Exercise aim >> List each line of the data that holds the string "EXERCICE".

Given records >>
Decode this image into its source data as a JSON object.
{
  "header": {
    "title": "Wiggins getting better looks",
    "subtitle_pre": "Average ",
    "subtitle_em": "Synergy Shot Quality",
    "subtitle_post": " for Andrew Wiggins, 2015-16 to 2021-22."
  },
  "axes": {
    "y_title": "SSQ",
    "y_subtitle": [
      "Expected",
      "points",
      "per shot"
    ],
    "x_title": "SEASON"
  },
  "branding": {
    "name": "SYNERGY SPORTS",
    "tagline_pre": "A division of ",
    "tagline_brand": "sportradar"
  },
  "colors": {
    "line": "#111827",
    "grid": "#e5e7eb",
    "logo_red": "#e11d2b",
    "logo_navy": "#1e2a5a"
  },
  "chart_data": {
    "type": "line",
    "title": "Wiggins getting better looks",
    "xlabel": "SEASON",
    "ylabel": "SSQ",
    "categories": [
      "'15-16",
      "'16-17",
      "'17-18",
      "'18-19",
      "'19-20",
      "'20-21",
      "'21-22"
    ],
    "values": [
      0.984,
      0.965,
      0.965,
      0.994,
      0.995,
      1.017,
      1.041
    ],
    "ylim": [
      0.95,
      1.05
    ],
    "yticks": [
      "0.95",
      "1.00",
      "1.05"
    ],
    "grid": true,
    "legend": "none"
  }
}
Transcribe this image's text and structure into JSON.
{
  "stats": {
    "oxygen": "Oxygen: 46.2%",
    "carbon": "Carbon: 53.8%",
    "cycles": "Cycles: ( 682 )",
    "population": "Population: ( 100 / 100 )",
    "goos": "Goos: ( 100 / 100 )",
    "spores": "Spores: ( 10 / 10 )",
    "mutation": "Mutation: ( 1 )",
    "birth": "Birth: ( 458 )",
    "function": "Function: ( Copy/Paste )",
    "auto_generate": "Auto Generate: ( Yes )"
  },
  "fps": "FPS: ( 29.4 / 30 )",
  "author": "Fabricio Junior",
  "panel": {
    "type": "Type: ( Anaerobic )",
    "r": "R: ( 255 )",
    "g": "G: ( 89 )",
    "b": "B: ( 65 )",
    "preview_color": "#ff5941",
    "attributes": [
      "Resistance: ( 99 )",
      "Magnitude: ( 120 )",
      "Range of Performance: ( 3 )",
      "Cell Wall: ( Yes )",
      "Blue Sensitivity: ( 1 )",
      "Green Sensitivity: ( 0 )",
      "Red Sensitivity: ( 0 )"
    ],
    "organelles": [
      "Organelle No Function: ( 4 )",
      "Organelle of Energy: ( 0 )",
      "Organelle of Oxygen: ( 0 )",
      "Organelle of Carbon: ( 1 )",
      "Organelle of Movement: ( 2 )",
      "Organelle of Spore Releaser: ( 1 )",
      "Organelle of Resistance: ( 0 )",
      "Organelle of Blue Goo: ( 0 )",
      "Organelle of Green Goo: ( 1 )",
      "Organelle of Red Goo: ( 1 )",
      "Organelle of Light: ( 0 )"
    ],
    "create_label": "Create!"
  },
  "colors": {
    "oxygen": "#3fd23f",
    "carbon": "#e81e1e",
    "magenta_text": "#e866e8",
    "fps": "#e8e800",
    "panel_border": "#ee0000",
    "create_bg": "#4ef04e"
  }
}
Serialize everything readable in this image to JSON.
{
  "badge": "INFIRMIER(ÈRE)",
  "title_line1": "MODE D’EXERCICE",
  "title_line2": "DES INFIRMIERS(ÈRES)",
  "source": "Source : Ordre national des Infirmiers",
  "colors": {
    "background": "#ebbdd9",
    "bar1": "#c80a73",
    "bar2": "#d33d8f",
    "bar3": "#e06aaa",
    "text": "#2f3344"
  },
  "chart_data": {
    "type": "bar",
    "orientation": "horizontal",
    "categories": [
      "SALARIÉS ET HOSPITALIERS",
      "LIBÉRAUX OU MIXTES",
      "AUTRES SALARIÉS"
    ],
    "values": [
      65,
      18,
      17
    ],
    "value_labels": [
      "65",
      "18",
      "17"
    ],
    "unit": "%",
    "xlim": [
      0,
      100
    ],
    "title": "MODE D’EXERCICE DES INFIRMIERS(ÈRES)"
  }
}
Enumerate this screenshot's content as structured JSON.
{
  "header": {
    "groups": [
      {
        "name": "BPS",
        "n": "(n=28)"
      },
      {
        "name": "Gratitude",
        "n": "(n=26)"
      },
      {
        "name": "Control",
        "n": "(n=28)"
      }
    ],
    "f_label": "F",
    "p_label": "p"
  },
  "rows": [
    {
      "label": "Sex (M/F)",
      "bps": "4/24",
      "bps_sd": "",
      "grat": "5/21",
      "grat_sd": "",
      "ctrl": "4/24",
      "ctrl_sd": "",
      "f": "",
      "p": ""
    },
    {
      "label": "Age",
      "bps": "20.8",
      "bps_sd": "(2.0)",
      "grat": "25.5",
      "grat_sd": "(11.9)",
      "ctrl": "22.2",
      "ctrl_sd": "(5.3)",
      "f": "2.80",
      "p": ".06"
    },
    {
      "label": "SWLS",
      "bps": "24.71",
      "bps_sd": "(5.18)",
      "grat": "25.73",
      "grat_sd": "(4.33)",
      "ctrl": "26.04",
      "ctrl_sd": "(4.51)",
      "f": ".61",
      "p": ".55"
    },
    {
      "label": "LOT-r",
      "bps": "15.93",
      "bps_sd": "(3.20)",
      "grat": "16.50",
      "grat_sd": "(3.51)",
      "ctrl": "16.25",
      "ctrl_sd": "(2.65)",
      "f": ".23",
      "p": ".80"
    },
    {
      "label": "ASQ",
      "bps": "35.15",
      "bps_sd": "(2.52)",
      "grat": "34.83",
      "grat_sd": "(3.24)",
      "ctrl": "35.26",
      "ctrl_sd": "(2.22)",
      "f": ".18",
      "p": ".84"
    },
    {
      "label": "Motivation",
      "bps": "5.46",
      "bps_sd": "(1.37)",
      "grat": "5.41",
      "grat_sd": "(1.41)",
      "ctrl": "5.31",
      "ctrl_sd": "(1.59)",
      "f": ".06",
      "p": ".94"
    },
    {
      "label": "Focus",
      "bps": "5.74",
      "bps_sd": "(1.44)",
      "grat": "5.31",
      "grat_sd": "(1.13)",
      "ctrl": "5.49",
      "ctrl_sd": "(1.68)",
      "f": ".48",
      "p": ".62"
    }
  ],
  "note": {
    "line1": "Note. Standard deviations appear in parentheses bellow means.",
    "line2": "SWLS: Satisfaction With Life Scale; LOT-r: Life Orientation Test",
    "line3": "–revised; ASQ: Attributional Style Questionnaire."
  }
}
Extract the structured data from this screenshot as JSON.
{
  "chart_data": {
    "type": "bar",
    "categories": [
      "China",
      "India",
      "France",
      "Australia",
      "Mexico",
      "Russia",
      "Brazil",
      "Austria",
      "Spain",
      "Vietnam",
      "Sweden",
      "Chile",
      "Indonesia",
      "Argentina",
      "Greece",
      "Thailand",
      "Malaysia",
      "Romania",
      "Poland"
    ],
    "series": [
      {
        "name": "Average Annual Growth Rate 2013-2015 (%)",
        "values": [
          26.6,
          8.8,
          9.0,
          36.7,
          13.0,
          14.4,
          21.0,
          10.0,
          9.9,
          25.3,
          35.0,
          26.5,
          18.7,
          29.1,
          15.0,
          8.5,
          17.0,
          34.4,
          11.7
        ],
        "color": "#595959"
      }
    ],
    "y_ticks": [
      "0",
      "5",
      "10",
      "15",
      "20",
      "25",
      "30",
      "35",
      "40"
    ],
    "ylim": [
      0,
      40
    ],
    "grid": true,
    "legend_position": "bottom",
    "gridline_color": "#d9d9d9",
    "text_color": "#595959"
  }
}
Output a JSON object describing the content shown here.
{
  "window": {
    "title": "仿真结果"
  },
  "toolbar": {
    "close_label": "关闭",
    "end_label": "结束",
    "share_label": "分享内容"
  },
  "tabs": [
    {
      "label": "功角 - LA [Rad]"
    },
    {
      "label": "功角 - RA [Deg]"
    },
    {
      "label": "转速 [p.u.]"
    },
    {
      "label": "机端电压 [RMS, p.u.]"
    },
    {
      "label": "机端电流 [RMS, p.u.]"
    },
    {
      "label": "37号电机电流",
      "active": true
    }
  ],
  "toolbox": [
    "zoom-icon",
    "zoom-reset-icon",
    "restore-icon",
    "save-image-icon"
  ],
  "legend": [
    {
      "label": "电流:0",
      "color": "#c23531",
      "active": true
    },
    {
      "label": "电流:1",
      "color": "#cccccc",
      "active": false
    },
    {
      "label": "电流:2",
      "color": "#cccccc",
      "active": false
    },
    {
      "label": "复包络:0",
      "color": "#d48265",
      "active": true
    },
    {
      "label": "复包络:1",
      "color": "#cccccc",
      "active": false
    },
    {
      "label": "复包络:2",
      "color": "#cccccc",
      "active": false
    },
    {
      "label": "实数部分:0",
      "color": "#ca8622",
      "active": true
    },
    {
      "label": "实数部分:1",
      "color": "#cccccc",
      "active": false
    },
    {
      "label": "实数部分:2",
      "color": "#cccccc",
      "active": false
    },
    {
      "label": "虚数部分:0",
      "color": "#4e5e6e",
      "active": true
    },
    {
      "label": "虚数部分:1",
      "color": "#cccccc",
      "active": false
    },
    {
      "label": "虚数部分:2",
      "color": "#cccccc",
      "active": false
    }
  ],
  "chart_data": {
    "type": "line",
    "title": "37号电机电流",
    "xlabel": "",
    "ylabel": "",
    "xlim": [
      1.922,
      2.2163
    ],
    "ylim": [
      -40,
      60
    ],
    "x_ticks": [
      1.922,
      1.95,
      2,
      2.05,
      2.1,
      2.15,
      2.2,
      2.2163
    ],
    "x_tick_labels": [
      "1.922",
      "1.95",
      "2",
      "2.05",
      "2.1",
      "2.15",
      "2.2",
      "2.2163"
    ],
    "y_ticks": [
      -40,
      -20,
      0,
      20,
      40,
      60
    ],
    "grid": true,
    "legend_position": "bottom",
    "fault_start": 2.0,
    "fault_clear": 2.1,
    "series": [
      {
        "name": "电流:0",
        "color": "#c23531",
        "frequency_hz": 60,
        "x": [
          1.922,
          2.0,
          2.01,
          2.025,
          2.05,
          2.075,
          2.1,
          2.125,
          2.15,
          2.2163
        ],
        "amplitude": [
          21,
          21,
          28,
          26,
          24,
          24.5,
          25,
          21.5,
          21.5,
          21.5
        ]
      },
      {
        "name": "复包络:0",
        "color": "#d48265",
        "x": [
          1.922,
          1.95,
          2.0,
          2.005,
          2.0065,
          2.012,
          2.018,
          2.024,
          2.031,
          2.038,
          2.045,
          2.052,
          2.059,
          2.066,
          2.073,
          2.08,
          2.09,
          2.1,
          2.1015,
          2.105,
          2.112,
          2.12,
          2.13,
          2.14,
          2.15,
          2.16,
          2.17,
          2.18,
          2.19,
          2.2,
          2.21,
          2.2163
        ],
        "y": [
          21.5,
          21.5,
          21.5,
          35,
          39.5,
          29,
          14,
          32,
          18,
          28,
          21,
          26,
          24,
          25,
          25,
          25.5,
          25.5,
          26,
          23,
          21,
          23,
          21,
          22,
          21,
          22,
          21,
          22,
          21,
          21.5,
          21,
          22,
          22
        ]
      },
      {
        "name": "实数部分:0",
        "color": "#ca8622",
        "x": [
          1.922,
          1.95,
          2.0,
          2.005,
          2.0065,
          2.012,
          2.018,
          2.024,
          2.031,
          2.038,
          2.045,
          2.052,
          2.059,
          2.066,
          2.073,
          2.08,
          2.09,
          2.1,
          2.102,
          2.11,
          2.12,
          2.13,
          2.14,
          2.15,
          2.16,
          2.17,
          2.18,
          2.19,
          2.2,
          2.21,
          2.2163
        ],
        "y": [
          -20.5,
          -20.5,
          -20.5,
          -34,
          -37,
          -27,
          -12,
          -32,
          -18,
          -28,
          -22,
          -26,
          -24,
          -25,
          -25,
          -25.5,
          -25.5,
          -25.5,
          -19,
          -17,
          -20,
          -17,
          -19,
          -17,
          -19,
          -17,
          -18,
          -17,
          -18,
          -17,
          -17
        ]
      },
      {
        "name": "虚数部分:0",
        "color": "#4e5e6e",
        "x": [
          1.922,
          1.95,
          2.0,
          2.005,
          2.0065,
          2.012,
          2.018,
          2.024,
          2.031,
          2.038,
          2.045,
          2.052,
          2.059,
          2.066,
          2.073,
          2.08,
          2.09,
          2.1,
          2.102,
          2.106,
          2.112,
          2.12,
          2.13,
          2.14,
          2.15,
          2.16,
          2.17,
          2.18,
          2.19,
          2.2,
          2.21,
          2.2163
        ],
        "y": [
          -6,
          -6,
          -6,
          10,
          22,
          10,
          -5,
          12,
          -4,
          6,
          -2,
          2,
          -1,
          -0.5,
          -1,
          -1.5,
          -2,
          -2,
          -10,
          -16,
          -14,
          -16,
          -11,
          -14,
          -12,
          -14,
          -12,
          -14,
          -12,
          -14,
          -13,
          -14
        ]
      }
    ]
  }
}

Written solution >>
  "title_line1": "MODE D’EXERCICE",
    "title": "MODE D’EXERCICE DES INFIRMIERS(ÈRES)"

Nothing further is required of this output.